--- start of Material provided ---

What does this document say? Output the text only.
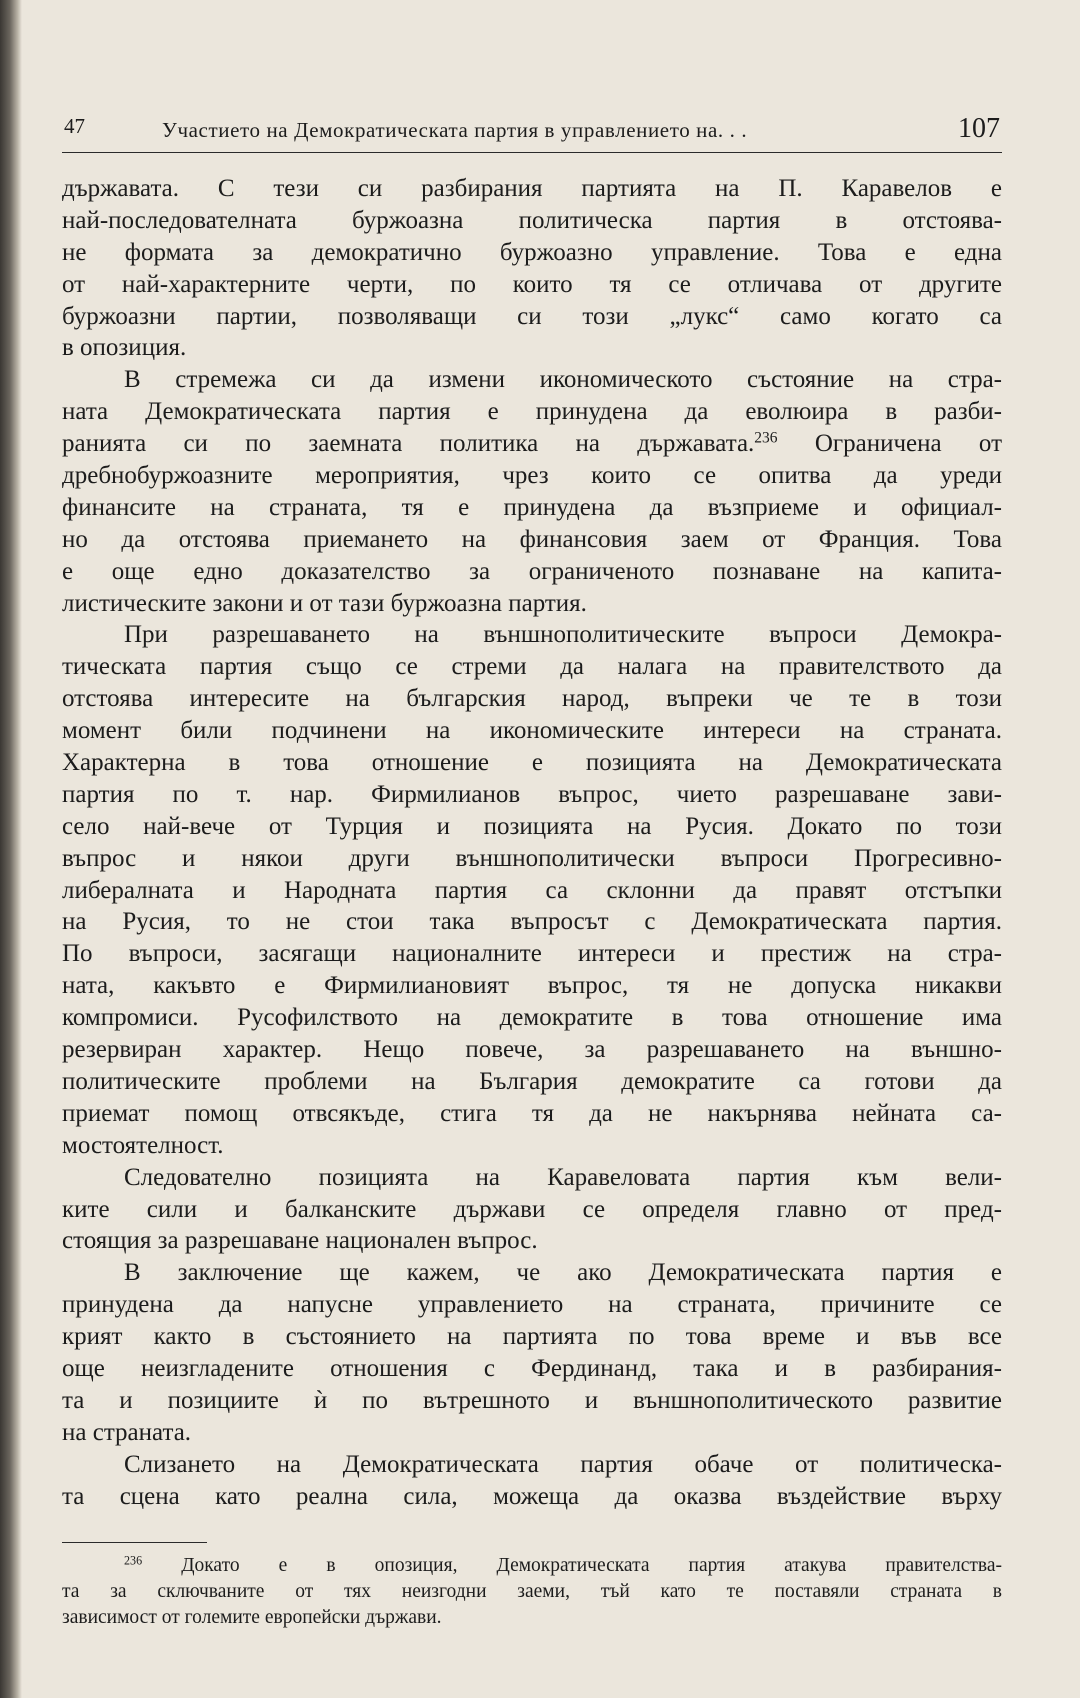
47	Участието на Демократическата партия в управлението на. . .	107
държавата. С тези си разбирания партията на П. Каравелов е
най-последователната буржоазна политическа партия в отстоява-
не формата за демократично буржоазно управление. Това е една
от най-характерните черти, по които тя се отличава от другите
буржоазни партии, позволяващи си този „лукс“ само когато са
в опозиция.
В стремежа си да измени икономическото състояние на стра-
ната Демократическата партия е принудена да еволюира в разби-
ранията си по заемната политика на държавата.$^{236}$ Ограничена от
дребнобуржоазните мероприятия, чрез които се опитва да уреди
финансите на страната, тя е принудена да възприеме и официал-
но да отстоява приемането на финансовия заем от Франция. Това
е още едно доказателство за ограниченото познаване на капита-
листическите закони и от тази буржоазна партия.
При разрешаването на външнополитическите въпроси Демокра-
тическата партия също се стреми да налага на правителството да
отстоява интересите на българския народ, въпреки че те в този
момент били подчинени на икономическите интереси на страната.
Характерна в това отношение е позицията на Демократическата
партия по т. нар. Фирмилианов въпрос, чието разрешаване зави-
село най-вече от Турция и позицията на Русия. Докато по този
въпрос и някои други външнополитически въпроси Прогресивно-
либералната и Народната партия са склонни да правят отстъпки
на Русия, то не стои така въпросът с Демократическата партия.
По въпроси, засягащи националните интереси и престиж на стра-
ната, какъвто е Фирмилиановият въпрос, тя не допуска никакви
компромиси. Русофилството на демократите в това отношение има
резервиран характер. Нещо повече, за разрешаването на външно-
политическите проблеми на България демократите са готови да
приемат помощ отвсякъде, стига тя да не накърнява нейната са-
мостоятелност.
Следователно позицията на Каравеловата партия към вели-
ките сили и балканските държави се определя главно от пред-
стоящия за разрешаване национален въпрос.
В заключение ще кажем, че ако Демократическата партия е
принудена да напусне управлението на страната, причините се
крият както в състоянието на партията по това време и във все
още неизгладените отношения с Фердинанд, така и в разбирания-
та и позициите ѝ по вътрешното и външнополитическото развитие
на страната.
Слизането на Демократическата партия обаче от политическа-
та сцена като реална сила, можеща да оказва въздействие върху
$^{236}$ Докато е в опозиция, Демократическата партия атакува правителства-
та за сключваните от тях неизгодни заеми, тъй като те поставяли страната в
зависимост от големите европейски държави.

--- end of Material provided ---

Filter the entries down to the lines with the word "партията" in them.

държавата. С тези си разбирания партията на П. Каравелов е
крият както в състоянието на партията по това време и във все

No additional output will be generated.